-- WHAT THE TASK ASKS --
Reproduce each line bearing the word "color".

········

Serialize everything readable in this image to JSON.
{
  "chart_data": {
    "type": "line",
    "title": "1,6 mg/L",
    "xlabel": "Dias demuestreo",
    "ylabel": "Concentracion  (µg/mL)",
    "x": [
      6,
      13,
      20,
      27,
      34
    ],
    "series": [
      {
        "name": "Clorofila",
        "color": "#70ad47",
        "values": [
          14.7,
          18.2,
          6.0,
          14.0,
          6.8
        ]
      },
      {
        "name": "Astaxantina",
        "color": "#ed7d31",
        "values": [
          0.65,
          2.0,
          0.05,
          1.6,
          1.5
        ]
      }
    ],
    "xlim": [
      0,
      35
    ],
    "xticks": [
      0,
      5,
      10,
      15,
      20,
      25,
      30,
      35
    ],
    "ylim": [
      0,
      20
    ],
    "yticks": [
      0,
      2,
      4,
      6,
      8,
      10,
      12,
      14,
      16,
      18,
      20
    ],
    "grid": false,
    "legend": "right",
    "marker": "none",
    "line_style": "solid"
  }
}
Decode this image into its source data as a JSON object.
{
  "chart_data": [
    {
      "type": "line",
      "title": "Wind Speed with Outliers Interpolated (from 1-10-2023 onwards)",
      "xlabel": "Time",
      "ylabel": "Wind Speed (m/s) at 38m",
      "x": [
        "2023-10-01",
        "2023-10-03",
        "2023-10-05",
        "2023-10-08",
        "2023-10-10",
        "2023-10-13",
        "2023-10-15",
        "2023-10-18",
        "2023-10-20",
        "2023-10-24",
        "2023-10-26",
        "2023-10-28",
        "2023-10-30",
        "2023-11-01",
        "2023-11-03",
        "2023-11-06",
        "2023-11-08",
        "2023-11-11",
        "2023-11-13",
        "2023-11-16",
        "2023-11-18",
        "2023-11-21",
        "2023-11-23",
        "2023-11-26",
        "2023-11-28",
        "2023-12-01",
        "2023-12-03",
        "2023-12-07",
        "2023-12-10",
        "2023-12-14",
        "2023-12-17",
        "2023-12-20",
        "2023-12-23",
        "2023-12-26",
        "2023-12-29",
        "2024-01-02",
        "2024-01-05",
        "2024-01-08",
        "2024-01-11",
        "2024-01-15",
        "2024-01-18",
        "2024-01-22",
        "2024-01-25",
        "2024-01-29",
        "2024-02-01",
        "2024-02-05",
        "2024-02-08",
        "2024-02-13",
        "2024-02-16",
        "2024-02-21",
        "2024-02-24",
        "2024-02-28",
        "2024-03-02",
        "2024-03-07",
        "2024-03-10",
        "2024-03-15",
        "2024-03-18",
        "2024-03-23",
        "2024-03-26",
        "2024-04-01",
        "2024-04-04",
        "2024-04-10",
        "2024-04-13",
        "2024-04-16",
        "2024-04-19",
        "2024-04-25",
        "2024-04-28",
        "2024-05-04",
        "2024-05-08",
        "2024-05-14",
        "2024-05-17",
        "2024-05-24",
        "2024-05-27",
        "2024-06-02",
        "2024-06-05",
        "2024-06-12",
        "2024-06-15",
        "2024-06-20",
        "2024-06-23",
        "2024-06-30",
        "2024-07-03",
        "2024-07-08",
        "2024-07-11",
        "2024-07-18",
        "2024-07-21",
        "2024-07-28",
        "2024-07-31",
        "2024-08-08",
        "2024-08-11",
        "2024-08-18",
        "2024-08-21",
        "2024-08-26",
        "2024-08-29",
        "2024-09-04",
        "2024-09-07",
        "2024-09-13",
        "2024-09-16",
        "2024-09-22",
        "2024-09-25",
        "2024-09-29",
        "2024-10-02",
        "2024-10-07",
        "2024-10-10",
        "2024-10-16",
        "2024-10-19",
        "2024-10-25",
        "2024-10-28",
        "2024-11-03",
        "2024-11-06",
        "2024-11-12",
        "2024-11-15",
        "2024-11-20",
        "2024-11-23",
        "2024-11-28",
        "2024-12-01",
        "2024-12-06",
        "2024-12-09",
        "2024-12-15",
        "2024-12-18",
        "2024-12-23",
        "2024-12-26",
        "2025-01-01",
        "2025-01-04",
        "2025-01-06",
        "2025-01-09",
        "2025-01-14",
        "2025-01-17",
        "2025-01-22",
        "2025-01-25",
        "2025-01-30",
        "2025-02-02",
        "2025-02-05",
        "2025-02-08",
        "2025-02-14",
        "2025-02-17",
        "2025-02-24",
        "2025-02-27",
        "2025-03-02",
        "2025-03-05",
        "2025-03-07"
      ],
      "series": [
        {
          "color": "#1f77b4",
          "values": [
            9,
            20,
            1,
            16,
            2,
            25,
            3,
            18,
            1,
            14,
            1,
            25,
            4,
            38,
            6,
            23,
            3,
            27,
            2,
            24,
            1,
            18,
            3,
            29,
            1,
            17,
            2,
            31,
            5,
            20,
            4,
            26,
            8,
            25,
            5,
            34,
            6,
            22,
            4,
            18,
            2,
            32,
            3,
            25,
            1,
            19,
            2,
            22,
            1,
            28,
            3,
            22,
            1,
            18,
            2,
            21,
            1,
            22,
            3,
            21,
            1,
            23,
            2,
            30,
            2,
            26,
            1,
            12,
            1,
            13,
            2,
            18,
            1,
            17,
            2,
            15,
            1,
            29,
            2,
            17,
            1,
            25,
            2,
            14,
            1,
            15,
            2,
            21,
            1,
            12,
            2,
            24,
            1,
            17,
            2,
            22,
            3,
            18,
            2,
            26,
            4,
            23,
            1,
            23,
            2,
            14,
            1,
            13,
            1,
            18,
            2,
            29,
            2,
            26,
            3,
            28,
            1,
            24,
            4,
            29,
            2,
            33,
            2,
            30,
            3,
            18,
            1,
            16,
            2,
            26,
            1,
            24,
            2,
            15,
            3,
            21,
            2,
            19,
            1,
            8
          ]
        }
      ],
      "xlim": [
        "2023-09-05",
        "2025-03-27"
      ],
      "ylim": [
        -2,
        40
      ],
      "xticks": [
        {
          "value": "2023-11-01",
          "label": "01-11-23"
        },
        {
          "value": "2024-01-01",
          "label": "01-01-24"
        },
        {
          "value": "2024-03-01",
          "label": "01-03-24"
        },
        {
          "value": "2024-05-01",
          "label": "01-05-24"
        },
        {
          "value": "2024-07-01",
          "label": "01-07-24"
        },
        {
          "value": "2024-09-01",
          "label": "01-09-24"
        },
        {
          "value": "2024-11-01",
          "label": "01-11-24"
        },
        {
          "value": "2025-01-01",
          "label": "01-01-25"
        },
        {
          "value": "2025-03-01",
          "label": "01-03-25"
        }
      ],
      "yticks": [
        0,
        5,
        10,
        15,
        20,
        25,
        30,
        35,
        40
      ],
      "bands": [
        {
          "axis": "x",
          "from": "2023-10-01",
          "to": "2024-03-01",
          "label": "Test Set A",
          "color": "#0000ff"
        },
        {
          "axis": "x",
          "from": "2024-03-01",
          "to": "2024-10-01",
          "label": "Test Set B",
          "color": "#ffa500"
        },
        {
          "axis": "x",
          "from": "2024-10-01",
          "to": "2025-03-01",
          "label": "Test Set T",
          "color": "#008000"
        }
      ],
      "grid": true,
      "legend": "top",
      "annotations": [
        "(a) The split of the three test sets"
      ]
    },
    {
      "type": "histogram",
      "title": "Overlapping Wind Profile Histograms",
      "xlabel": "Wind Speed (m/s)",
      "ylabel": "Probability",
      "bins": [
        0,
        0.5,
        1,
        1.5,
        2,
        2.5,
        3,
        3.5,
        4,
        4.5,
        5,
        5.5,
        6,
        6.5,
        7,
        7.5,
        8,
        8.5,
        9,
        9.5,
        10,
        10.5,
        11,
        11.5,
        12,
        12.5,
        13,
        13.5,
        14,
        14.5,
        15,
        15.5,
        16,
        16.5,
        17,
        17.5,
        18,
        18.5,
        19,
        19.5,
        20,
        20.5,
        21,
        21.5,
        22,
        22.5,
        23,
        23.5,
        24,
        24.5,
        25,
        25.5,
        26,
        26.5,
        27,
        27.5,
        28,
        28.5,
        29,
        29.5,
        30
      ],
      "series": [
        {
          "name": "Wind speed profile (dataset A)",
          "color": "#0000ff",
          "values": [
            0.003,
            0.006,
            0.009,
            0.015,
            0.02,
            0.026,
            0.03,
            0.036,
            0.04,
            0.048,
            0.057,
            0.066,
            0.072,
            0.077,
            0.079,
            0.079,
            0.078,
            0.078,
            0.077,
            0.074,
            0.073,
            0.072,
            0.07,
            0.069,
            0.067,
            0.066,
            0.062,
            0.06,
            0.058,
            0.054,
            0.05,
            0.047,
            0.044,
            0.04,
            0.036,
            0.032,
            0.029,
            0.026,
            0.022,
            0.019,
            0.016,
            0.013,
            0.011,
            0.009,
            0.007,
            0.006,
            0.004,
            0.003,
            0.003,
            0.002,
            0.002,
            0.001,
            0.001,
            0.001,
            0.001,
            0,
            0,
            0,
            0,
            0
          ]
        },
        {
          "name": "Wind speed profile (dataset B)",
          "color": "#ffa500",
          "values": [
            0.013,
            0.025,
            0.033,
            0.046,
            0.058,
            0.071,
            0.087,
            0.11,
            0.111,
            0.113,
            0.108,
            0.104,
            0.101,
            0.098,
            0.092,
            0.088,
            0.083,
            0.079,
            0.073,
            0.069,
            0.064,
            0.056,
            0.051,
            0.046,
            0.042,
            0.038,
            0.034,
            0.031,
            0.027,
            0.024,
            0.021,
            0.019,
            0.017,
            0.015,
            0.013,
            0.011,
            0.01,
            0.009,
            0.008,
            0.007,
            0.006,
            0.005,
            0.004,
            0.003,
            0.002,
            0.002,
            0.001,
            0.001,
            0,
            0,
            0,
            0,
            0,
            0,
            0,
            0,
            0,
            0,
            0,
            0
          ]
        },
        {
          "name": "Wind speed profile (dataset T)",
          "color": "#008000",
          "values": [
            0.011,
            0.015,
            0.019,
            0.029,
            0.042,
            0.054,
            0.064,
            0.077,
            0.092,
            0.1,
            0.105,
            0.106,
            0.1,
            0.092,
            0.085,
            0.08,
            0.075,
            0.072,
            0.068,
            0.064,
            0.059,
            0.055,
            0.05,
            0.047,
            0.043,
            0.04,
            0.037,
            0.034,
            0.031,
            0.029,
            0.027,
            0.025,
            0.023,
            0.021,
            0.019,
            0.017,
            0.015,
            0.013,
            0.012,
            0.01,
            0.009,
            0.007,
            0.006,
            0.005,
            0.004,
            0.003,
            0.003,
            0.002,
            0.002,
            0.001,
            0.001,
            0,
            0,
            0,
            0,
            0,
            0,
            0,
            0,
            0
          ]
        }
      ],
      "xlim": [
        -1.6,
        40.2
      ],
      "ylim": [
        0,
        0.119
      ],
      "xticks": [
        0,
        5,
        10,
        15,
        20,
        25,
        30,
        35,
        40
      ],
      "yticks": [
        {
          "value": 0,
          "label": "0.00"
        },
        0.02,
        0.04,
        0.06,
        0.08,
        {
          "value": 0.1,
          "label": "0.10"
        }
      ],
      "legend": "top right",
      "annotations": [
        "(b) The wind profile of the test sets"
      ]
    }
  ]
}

········

-- RESULT OF THIS EXERCISE --
        "color": "#70ad47",
        "color": "#ed7d31",
          "color": "#1f77b4",
          "color": "#0000ff"
          "color": "#ffa500"
          "color": "#008000"
          "color": "#0000ff",
          "color": "#ffa500",
          "color": "#008000",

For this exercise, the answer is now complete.